• **AIM OF THE TASK**:
Exclude the pictures, and otherwise reproduce the data in full.

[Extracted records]
++++++++++++++++++++

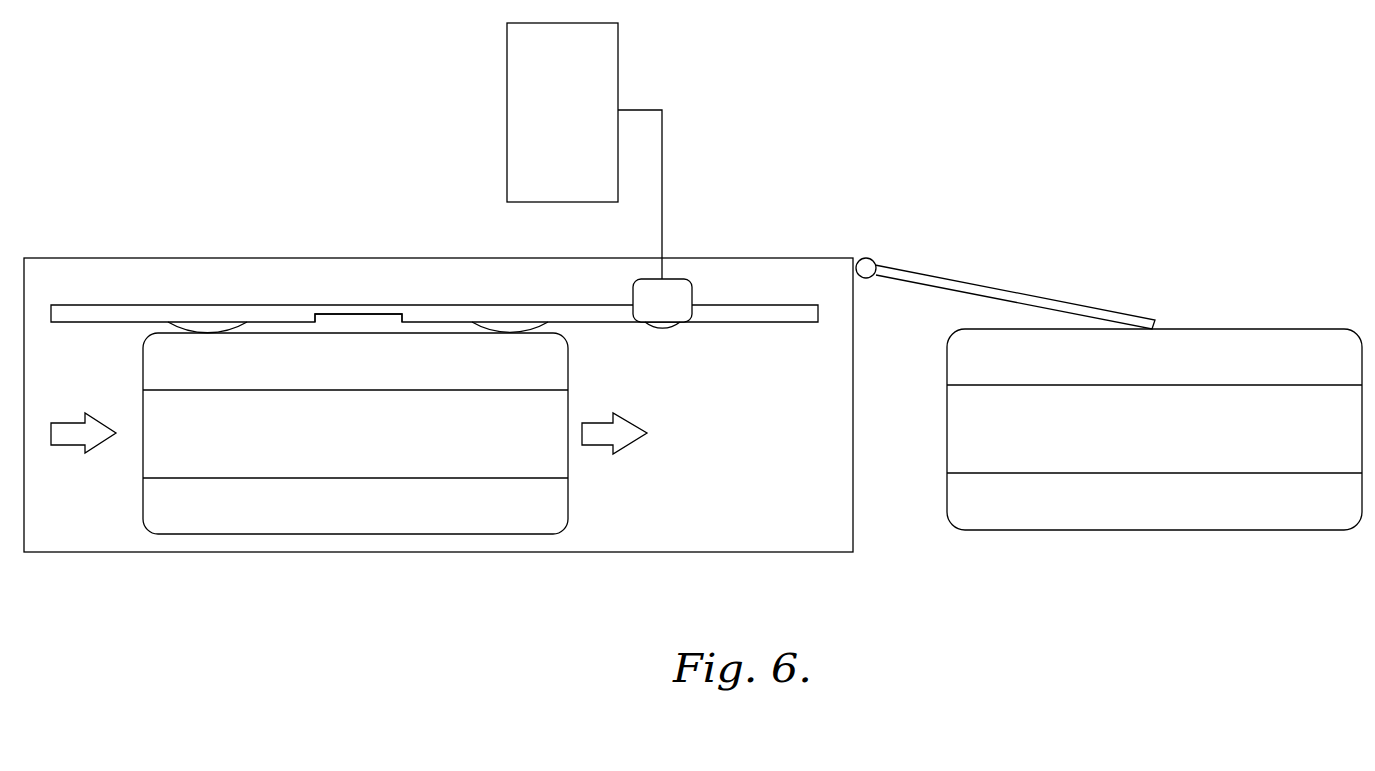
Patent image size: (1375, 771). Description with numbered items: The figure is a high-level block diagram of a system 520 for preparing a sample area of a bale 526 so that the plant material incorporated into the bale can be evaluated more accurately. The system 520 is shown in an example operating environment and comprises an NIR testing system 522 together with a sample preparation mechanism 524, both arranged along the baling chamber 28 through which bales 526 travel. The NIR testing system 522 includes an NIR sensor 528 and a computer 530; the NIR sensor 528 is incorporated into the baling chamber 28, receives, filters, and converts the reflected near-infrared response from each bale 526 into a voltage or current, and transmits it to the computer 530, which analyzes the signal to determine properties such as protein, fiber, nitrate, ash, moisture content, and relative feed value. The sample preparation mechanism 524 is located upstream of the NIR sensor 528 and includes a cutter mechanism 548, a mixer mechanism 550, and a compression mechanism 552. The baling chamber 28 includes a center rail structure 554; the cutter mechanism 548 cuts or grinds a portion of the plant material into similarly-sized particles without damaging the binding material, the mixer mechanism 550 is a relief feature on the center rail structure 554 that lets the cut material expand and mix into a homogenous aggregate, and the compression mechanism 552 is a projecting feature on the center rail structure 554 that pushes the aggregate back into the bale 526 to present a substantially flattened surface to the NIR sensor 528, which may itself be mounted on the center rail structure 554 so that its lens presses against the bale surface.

The baling chamber 28 is at (807, 560).
The system 520 is at (277, 135).
The NIR testing system 522 is at (688, 273).
The sample preparation mechanism 524 is at (135, 334).
The bale 526 is at (505, 521).
The NIR sensor 528 is at (670, 335).
The computer 530 is at (601, 42).
The cutter mechanism 548 is at (203, 340).
The mixer mechanism 550 is at (355, 321).
The compression mechanism 552 is at (510, 340).
The center rail structure 554 is at (85, 317).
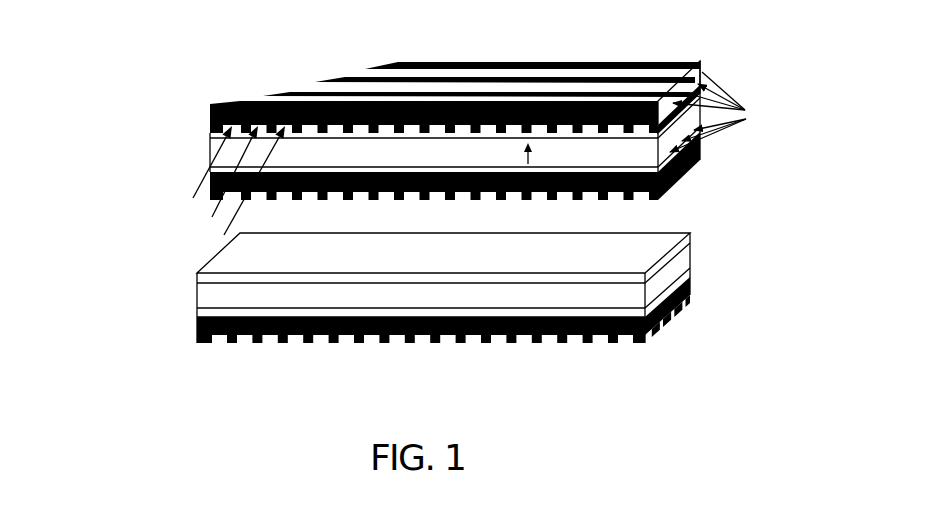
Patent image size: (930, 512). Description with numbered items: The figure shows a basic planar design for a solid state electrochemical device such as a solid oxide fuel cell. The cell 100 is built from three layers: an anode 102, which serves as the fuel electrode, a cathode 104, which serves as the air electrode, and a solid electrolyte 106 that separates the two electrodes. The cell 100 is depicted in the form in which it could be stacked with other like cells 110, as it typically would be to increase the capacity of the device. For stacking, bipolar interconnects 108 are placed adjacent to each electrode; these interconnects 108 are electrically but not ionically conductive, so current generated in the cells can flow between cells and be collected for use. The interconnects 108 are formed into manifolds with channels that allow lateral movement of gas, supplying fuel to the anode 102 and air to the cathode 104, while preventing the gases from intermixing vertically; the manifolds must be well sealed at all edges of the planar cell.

The cell 100 is at (134, 120).
The anode 102 is at (218, 135).
The cathode 104 is at (700, 100).
The solid electrolyte 106 is at (700, 90).
The bipolar interconnects 108 is at (212, 112).
The like cells 110 is at (703, 256).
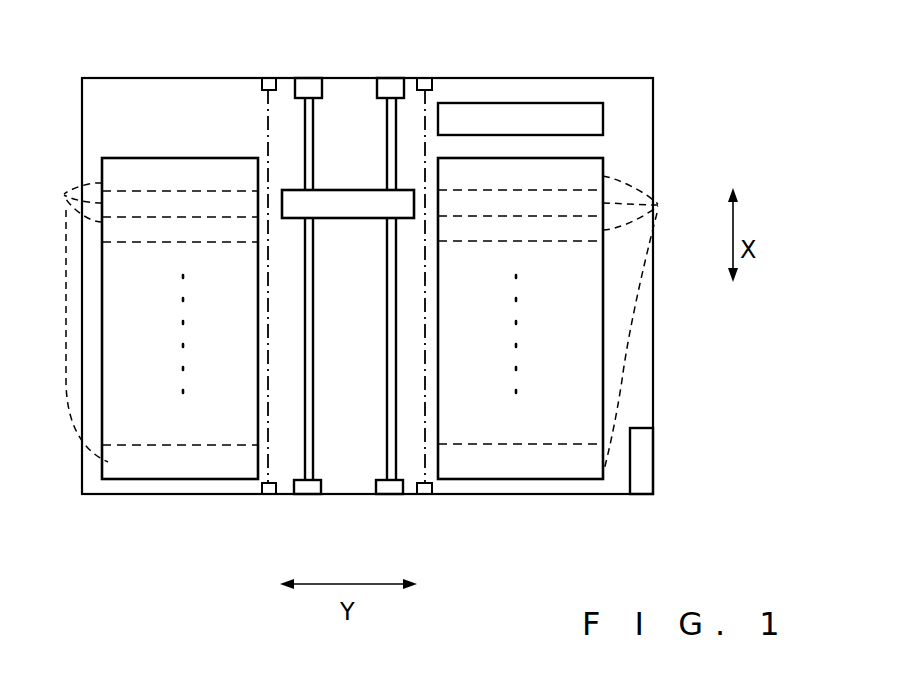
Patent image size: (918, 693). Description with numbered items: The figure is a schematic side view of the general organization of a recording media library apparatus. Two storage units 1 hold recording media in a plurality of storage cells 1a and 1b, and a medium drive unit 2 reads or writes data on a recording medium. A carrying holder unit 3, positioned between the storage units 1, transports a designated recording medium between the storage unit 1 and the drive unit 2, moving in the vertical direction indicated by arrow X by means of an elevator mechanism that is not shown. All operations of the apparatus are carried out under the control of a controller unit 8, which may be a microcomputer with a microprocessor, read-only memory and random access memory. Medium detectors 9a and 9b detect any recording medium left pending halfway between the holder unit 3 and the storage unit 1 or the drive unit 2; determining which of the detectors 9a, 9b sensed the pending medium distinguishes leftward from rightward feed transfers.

The storage unit 1 is at (90, 479).
The storage cell 1a is at (63, 321).
The storage cell 1b is at (653, 323).
The medium drive unit 2 is at (600, 119).
The carrying holder unit 3 is at (340, 210).
The controller unit 8 is at (645, 452).
The medium detector 9a is at (268, 78).
The medium detector 9b is at (425, 78).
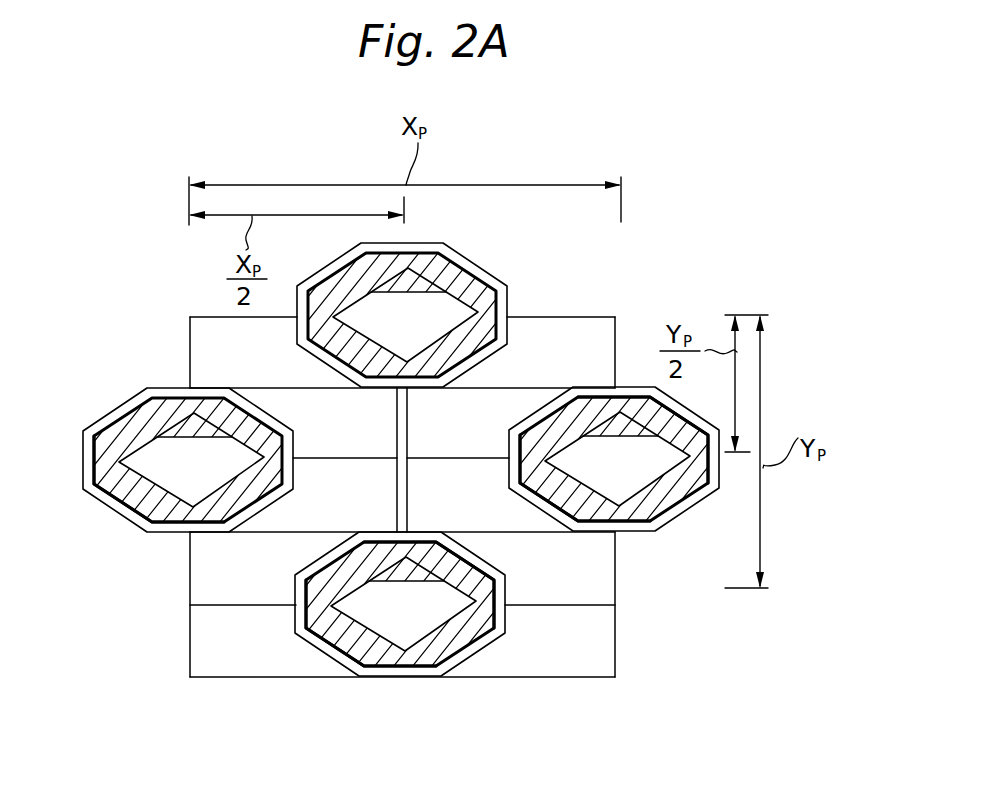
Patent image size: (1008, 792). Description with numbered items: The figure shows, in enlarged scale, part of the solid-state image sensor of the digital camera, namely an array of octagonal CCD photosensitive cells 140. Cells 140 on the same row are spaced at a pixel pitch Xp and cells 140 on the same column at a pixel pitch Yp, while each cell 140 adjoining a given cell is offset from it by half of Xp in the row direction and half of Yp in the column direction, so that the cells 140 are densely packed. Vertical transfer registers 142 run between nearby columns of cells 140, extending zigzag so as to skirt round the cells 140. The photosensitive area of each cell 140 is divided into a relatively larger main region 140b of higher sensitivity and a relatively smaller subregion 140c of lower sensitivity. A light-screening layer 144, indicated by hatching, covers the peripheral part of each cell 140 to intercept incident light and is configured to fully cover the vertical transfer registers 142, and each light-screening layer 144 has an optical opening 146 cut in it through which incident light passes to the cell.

++++++++++++++++++++

• **EXERCISE RESULT**:
Patent image size: (1375, 771). Description with numbered items: The figure is a high-level block diagram of a system 520 for preparing a sample area of a bale 526 so that the plant material incorporated into the bale can be evaluated more accurately. The system 520 is shown in an example operating environment and comprises an NIR testing system 522 together with a sample preparation mechanism 524, both arranged along the baling chamber 28 through which bales 526 travel. The NIR testing system 522 includes an NIR sensor 528 and a computer 530; the NIR sensor 528 is incorporated into the baling chamber 28, receives, filters, and converts the reflected near-infrared response from each bale 526 into a voltage or current, and transmits it to the computer 530, which analyzes the signal to determine properties such as protein, fiber, nitrate, ash, moisture content, and relative feed value. The sample preparation mechanism 524 is located upstream of the NIR sensor 528 and includes a cutter mechanism 548, a mixer mechanism 550, and a compression mechanism 552. The baling chamber 28 includes a center rail structure 554; the cutter mechanism 548 cuts or grinds a portion of the plant material into similarly-sized particles without damaging the binding material, the mixer mechanism 550 is a relief feature on the center rail structure 554 that lets the cut material expand and mix into a homogenous aggregate, and the compression mechanism 552 is a projecting feature on the center rail structure 554 that pushes the aggregate back into the bale 526 to present a substantially flattened surface to the NIR sensor 528, which may itself be mounted on the center rail structure 554 so that its lens presses against the bale surface.

The baling chamber 28 is at (807, 560).
The system 520 is at (277, 135).
The NIR testing system 522 is at (688, 273).
The sample preparation mechanism 524 is at (135, 334).
The bale 526 is at (505, 521).
The NIR sensor 528 is at (670, 335).
The computer 530 is at (601, 42).
The cutter mechanism 548 is at (203, 340).
The mixer mechanism 550 is at (355, 321).
The compression mechanism 552 is at (510, 340).
The center rail structure 554 is at (85, 317).
Patent image size: (930, 512). Description with numbered items: The figure shows a basic planar design for a solid state electrochemical device such as a solid oxide fuel cell. The cell 100 is built from three layers: an anode 102, which serves as the fuel electrode, a cathode 104, which serves as the air electrode, and a solid electrolyte 106 that separates the two electrodes. The cell 100 is depicted in the form in which it could be stacked with other like cells 110, as it typically would be to increase the capacity of the device. For stacking, bipolar interconnects 108 are placed adjacent to each electrode; these interconnects 108 are electrically but not ionically conductive, so current generated in the cells can flow between cells and be collected for use. The interconnects 108 are formed into manifolds with channels that allow lateral movement of gas, supplying fuel to the anode 102 and air to the cathode 104, while preventing the gases from intermixing vertically; the manifolds must be well sealed at all edges of the planar cell.

The cell 100 is at (134, 120).
The anode 102 is at (218, 135).
The cathode 104 is at (700, 100).
The solid electrolyte 106 is at (700, 90).
The bipolar interconnects 108 is at (212, 112).
The like cells 110 is at (703, 256).
Patent image size: (918, 693). Description with numbered items: The figure is a schematic side view of the general organization of a recording media library apparatus. Two storage units 1 hold recording media in a plurality of storage cells 1a and 1b, and a medium drive unit 2 reads or writes data on a recording medium. A carrying holder unit 3, positioned between the storage units 1, transports a designated recording medium between the storage unit 1 and the drive unit 2, moving in the vertical direction indicated by arrow X by means of an elevator mechanism that is not shown. All operations of the apparatus are carried out under the control of a controller unit 8, which may be a microcomputer with a microprocessor, read-only memory and random access memory. Medium detectors 9a and 9b detect any recording medium left pending halfway between the holder unit 3 and the storage unit 1 or the drive unit 2; determining which of the detectors 9a, 9b sensed the pending medium distinguishes leftward from rightward feed transfers.

The storage unit 1 is at (90, 479).
The storage cell 1a is at (63, 321).
The storage cell 1b is at (653, 323).
The medium drive unit 2 is at (600, 119).
The carrying holder unit 3 is at (340, 210).
The controller unit 8 is at (645, 452).
The medium detector 9a is at (268, 78).
The medium detector 9b is at (425, 78).
Patent image size: (1008, 792). Description with numbered items: The figure shows, in enlarged scale, part of the solid-state image sensor of the digital camera, namely an array of octagonal CCD photosensitive cells 140. Cells 140 on the same row are spaced at a pixel pitch Xp and cells 140 on the same column at a pixel pitch Yp, while each cell 140 adjoining a given cell is offset from it by half of Xp in the row direction and half of Yp in the column direction, so that the cells 140 are densely packed. Vertical transfer registers 142 run between nearby columns of cells 140, extending zigzag so as to skirt round the cells 140. The photosensitive area of each cell 140 is divided into a relatively larger main region 140b of higher sensitivity and a relatively smaller subregion 140c of lower sensitivity. A light-screening layer 144, indicated by hatching, covers the peripheral part of each cell 140 to intercept incident light and is configured to fully cover the vertical transfer registers 142, and each light-screening layer 144 has an optical opening 146 cut in it through which incident light passes to the cell.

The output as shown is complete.